WHAT TO PRODUCE |
Would you pull out every line of the material that contains the string "limpieza"?

Data listing:
>> BEGIN

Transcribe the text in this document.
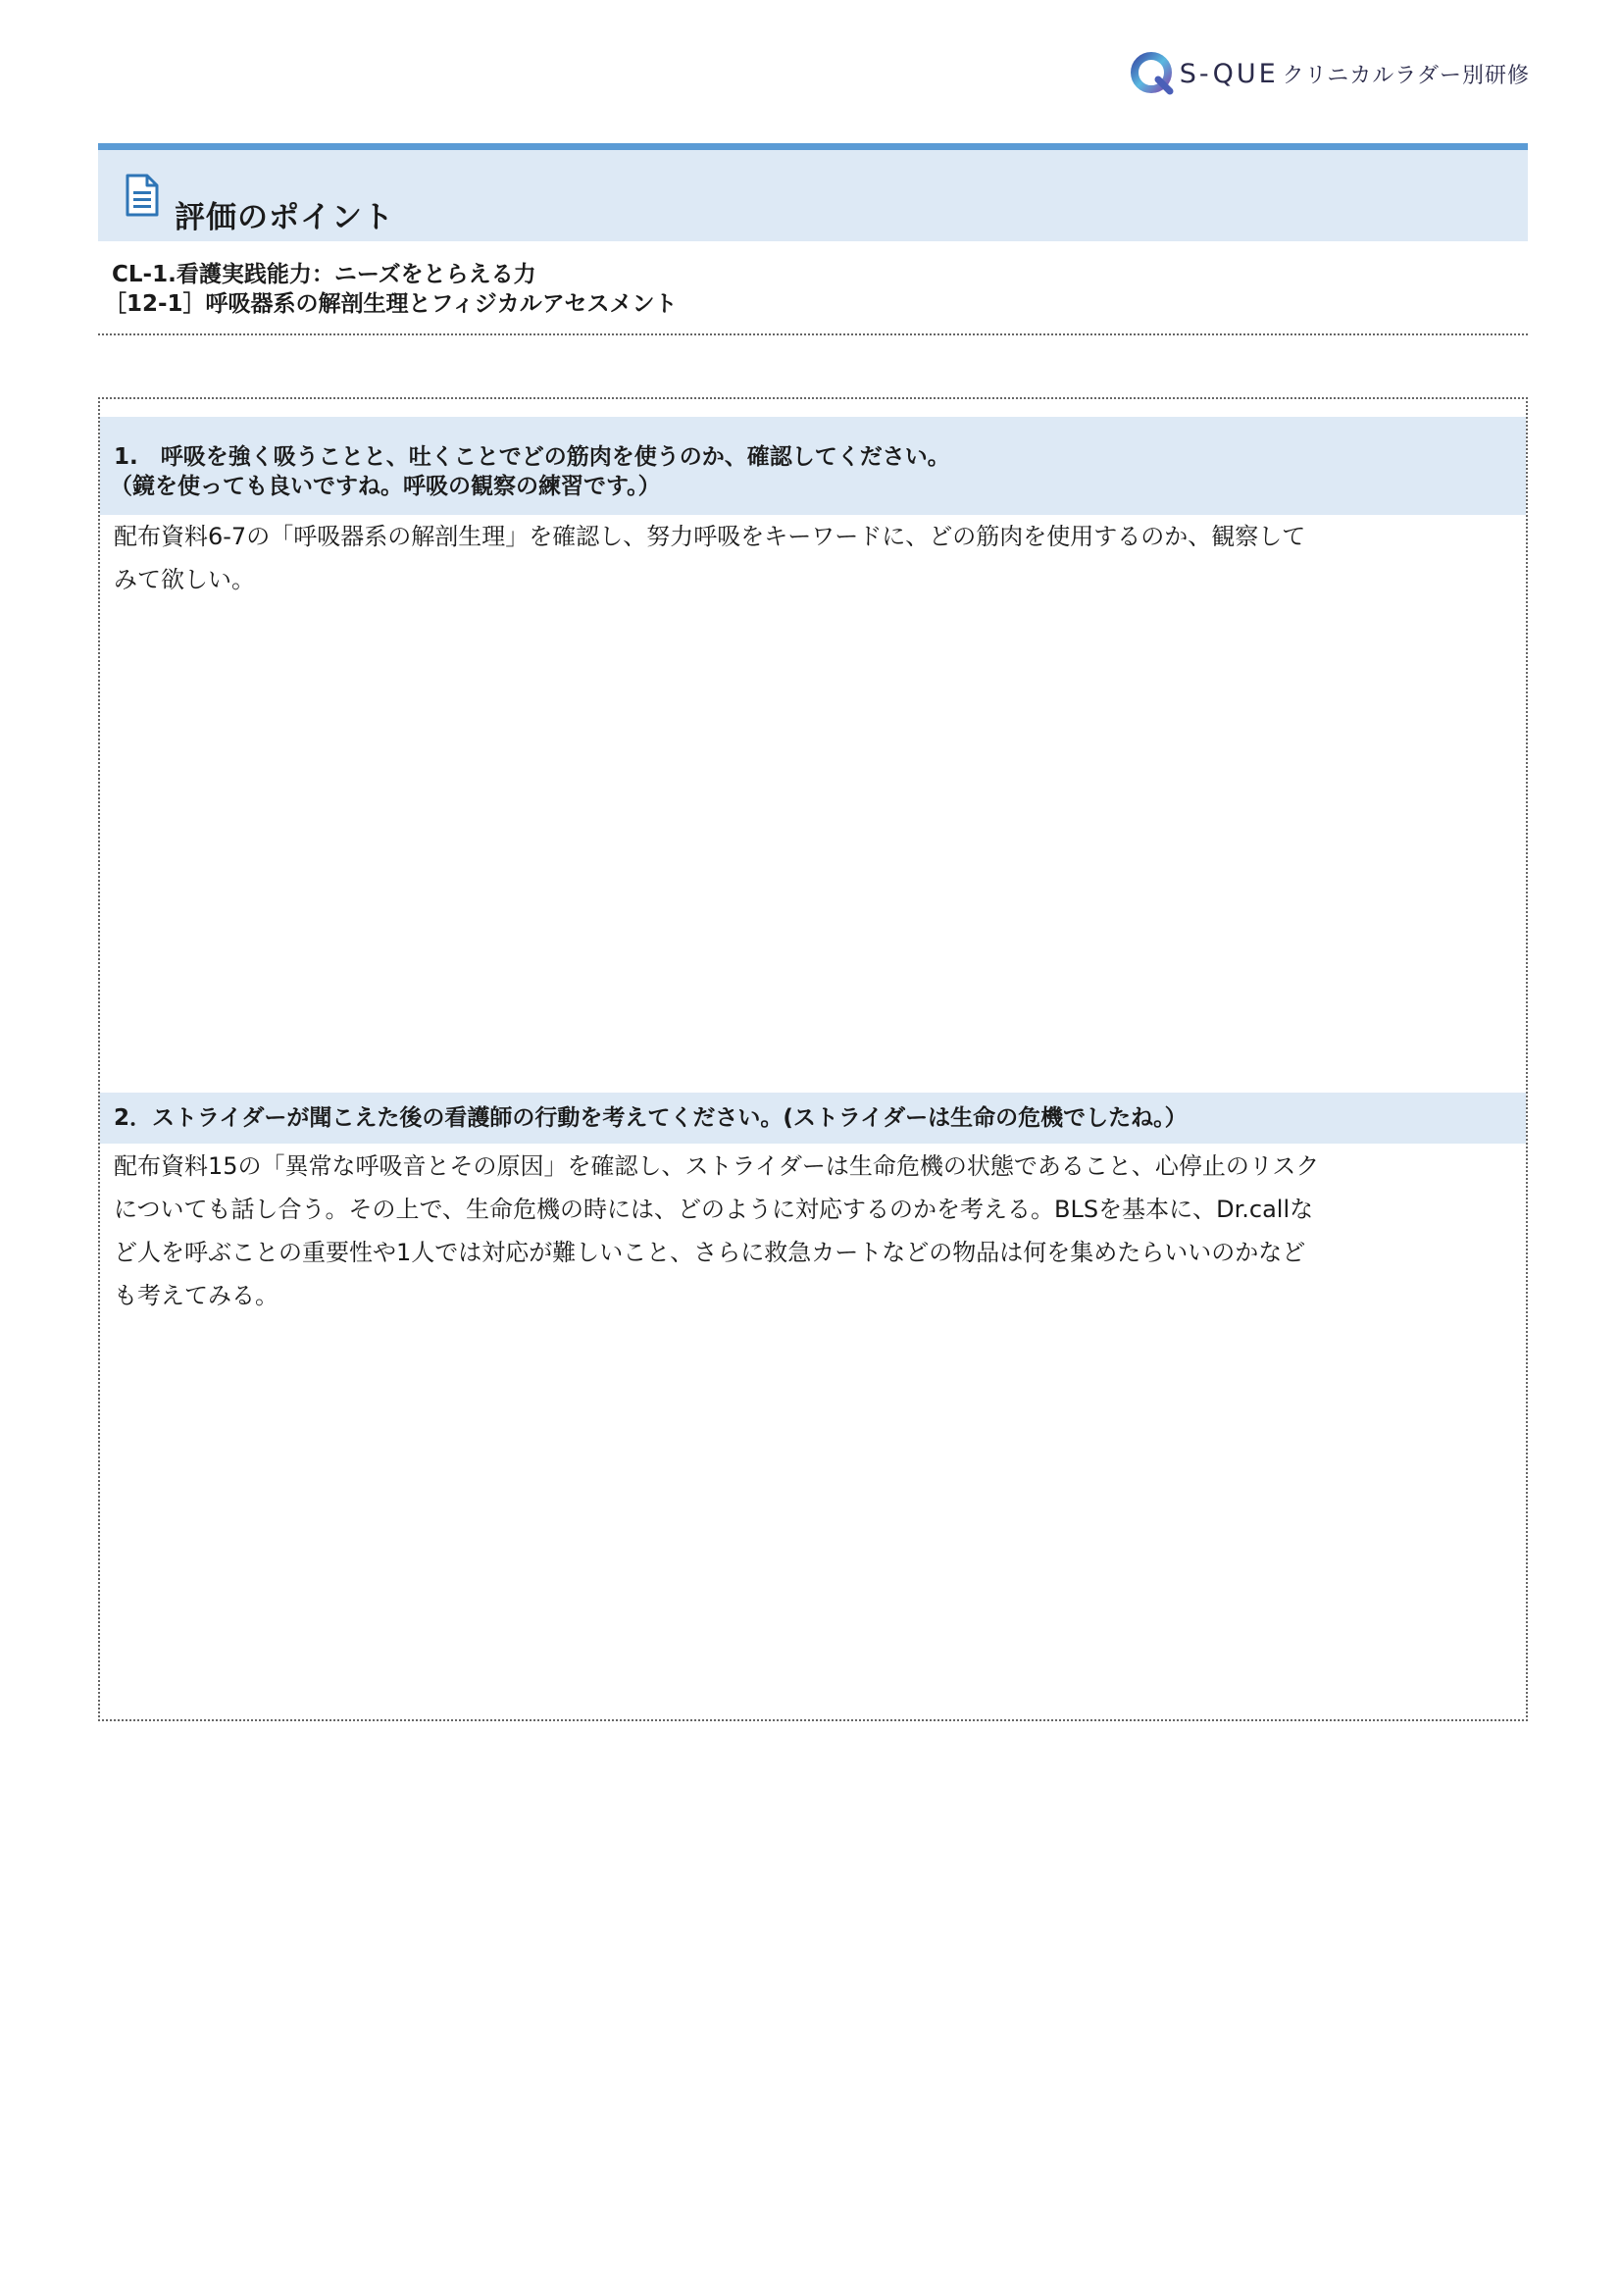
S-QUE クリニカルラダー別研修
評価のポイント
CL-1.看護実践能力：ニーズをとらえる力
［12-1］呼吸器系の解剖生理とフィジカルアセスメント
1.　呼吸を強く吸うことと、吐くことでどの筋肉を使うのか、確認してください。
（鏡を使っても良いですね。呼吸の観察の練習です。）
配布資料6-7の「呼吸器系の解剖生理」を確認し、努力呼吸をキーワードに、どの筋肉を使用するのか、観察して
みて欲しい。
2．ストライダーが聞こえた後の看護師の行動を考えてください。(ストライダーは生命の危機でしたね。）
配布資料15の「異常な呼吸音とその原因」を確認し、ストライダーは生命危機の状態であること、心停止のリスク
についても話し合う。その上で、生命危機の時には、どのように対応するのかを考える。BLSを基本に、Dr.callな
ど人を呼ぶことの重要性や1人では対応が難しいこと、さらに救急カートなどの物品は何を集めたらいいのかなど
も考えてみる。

>> END
>> BEGIN

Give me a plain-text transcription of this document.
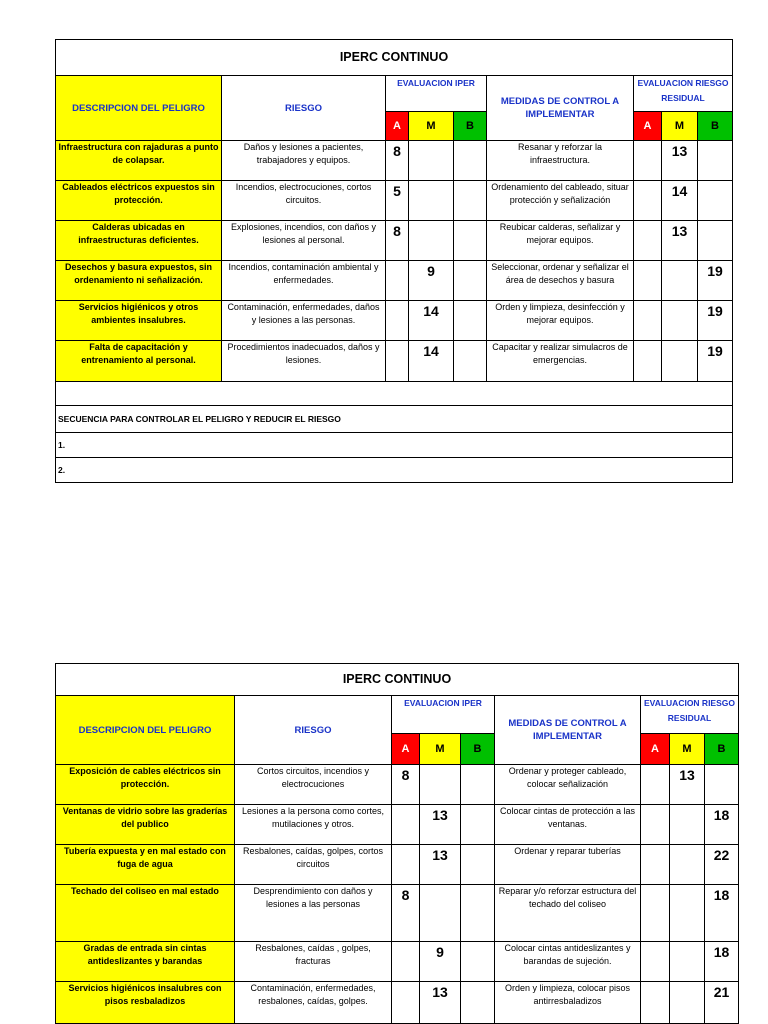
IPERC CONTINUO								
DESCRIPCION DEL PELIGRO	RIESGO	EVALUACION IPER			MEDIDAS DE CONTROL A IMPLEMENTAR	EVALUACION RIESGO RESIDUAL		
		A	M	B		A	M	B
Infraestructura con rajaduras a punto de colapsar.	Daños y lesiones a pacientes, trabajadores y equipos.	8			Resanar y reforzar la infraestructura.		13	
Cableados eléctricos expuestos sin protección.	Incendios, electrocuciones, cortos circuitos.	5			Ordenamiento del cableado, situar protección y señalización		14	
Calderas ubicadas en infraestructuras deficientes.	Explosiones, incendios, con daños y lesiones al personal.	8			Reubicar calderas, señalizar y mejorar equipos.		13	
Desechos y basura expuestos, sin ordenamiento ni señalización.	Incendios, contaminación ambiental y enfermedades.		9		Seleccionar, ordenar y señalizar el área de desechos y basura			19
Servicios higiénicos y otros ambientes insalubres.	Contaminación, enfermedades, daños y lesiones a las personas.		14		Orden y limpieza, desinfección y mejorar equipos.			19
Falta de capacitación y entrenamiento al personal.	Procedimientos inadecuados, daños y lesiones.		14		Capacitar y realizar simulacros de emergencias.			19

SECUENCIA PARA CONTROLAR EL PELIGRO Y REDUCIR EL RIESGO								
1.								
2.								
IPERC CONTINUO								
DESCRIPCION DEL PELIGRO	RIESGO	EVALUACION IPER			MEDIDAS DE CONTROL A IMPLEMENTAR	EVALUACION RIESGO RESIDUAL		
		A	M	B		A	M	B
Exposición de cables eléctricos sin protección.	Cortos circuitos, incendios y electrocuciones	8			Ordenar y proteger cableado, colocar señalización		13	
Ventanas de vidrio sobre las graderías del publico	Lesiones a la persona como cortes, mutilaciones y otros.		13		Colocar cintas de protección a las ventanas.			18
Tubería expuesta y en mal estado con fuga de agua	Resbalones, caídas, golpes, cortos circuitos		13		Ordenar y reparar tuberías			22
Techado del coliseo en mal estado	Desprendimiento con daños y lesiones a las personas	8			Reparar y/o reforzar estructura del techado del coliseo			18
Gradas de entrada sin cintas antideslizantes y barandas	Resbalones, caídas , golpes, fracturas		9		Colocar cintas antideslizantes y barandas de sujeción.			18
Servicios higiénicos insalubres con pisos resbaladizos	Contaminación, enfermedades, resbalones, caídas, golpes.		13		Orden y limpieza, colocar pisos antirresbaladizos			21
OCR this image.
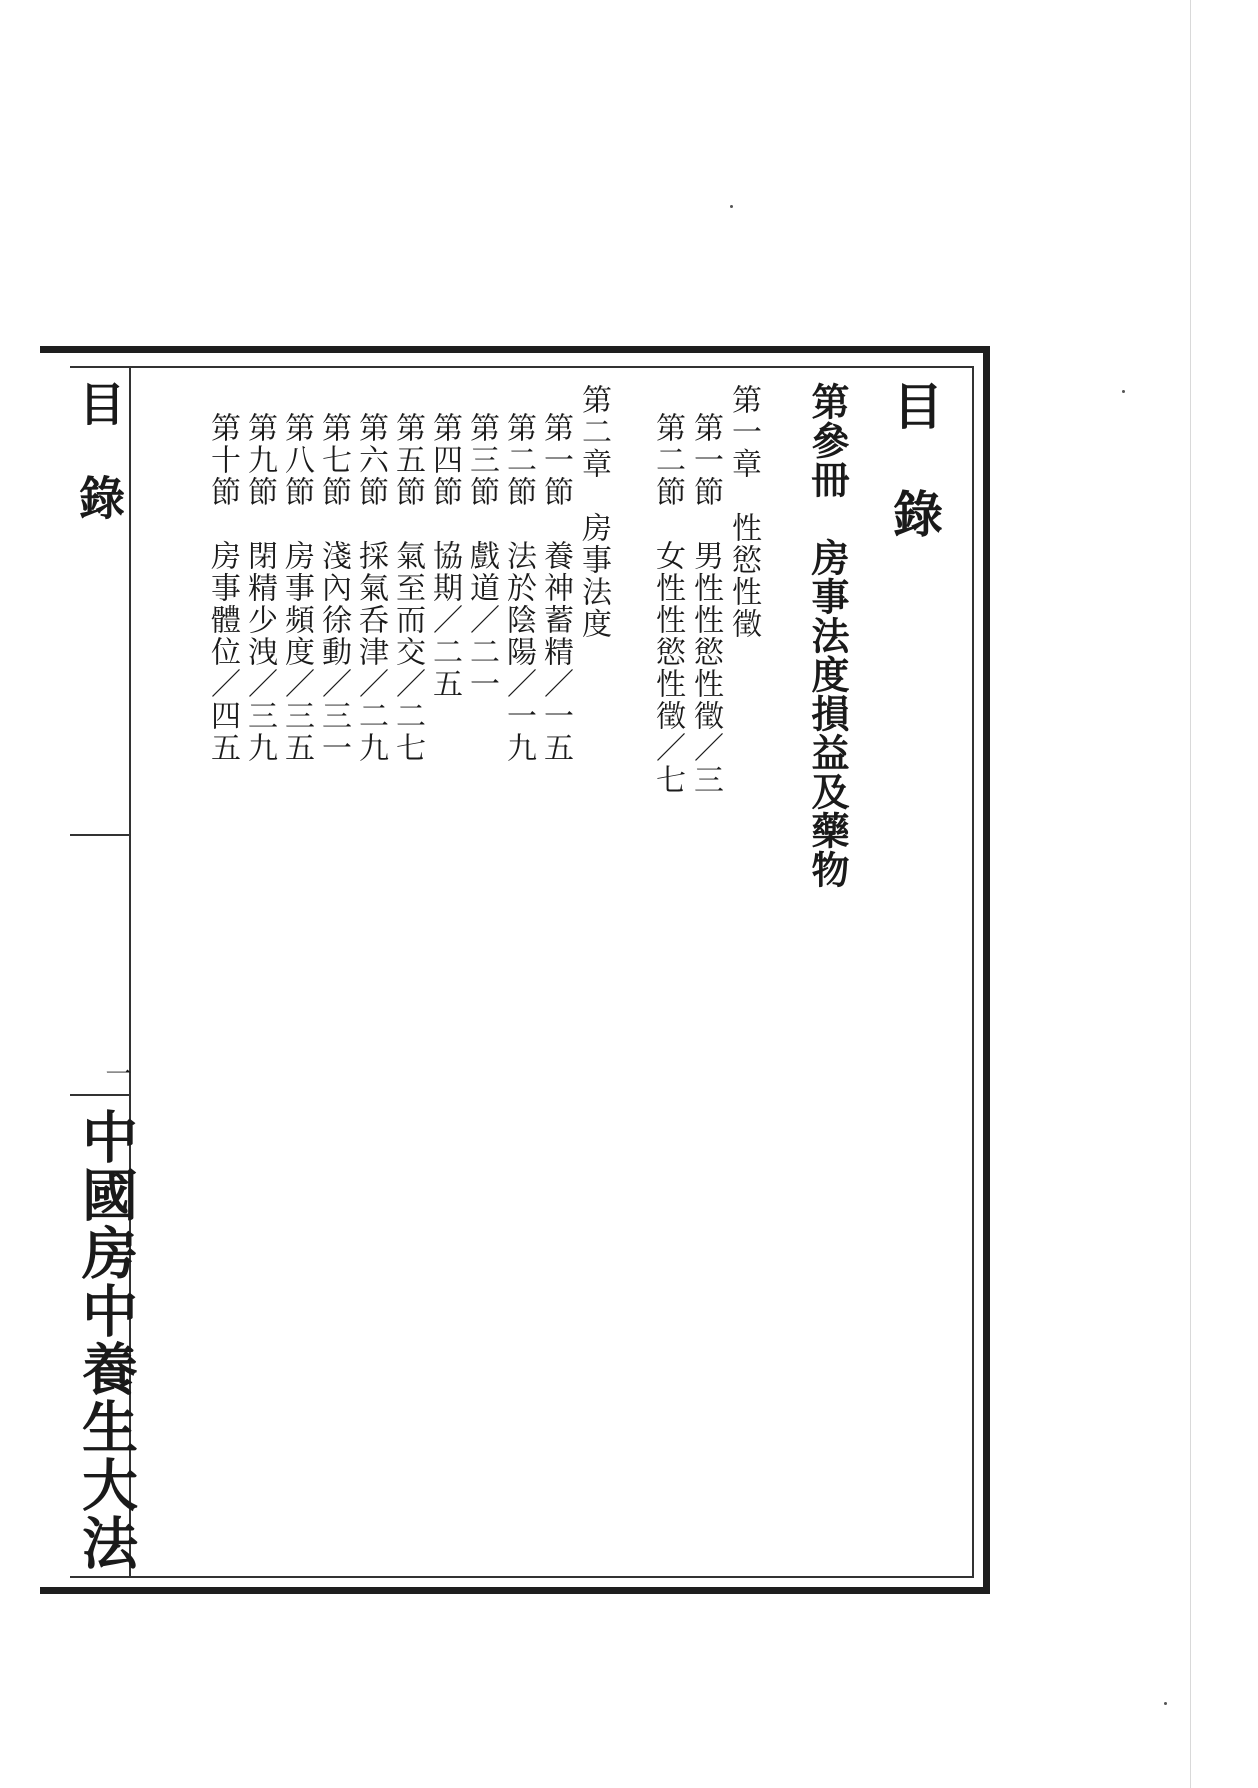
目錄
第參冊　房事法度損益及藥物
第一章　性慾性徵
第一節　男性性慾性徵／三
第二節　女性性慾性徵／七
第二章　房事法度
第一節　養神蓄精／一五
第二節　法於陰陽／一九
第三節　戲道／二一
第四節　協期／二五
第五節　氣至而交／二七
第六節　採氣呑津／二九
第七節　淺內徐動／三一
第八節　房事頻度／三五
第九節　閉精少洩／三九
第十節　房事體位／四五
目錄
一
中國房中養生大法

>> END

TASK RESULT |
Servicios higiénicos y otros ambientes insalubres.	Contaminación, enfermedades, daños y lesiones a las personas.		14		Orden y limpieza, desinfección y mejorar equipos.			19
Servicios higiénicos insalubres con pisos resbaladizos	Contaminación, enfermedades, resbalones, caídas, golpes.		13		Orden y limpieza, colocar pisos antirresbaladizos			21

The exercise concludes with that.